=== Exercise objective ===
Reproduce all lines of the listing below in which the word "fèces" occurs.

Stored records
- - - - - - -

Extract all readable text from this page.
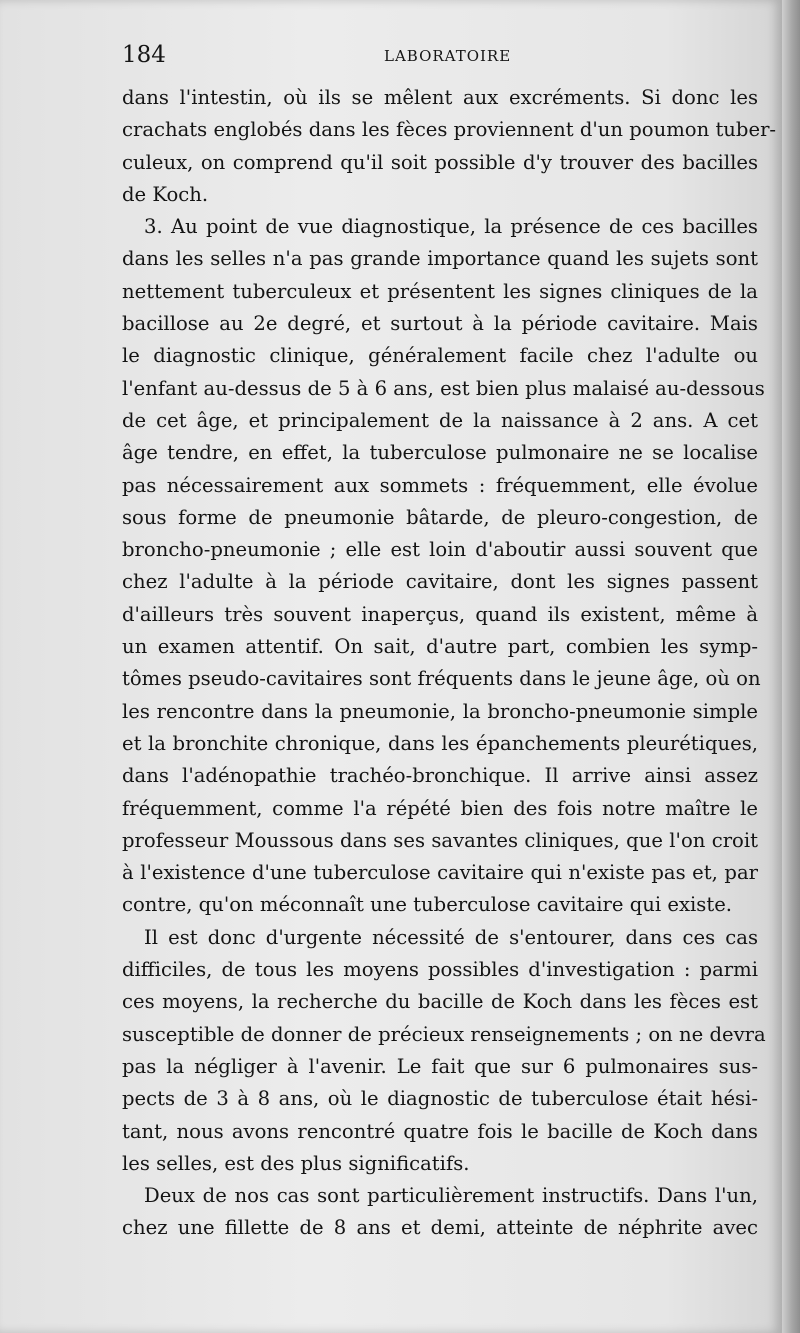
184	LABORATOIRE
dans l'intestin, où ils se mêlent aux excréments. Si donc les
crachats englobés dans les fèces proviennent d'un poumon tuber-
culeux, on comprend qu'il soit possible d'y trouver des bacilles
de Koch.
3. Au point de vue diagnostique, la présence de ces bacilles
dans les selles n'a pas grande importance quand les sujets sont
nettement tuberculeux et présentent les signes cliniques de la
bacillose au 2e degré, et surtout à la période cavitaire. Mais
le diagnostic clinique, généralement facile chez l'adulte ou
l'enfant au-dessus de 5 à 6 ans, est bien plus malaisé au-dessous
de cet âge, et principalement de la naissance à 2 ans. A cet
âge tendre, en effet, la tuberculose pulmonaire ne se localise
pas nécessairement aux sommets : fréquemment, elle évolue
sous forme de pneumonie bâtarde, de pleuro-congestion, de
broncho-pneumonie ; elle est loin d'aboutir aussi souvent que
chez l'adulte à la période cavitaire, dont les signes passent
d'ailleurs très souvent inaperçus, quand ils existent, même à
un examen attentif. On sait, d'autre part, combien les symp-
tômes pseudo-cavitaires sont fréquents dans le jeune âge, où on
les rencontre dans la pneumonie, la broncho-pneumonie simple
et la bronchite chronique, dans les épanchements pleurétiques,
dans l'adénopathie trachéo-bronchique. Il arrive ainsi assez
fréquemment, comme l'a répété bien des fois notre maître le
professeur Moussous dans ses savantes cliniques, que l'on croit
à l'existence d'une tuberculose cavitaire qui n'existe pas et, par
contre, qu'on méconnaît une tuberculose cavitaire qui existe.
Il est donc d'urgente nécessité de s'entourer, dans ces cas
difficiles, de tous les moyens possibles d'investigation : parmi
ces moyens, la recherche du bacille de Koch dans les fèces est
susceptible de donner de précieux renseignements ; on ne devra
pas la négliger à l'avenir. Le fait que sur 6 pulmonaires sus-
pects de 3 à 8 ans, où le diagnostic de tuberculose était hési-
tant, nous avons rencontré quatre fois le bacille de Koch dans
les selles, est des plus significatifs.
Deux de nos cas sont particulièrement instructifs. Dans l'un,
chez une fillette de 8 ans et demi, atteinte de néphrite avec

- - - - - - -

=== Output ===
crachats englobés dans les fèces proviennent d'un poumon tuber-
ces moyens, la recherche du bacille de Koch dans les fèces est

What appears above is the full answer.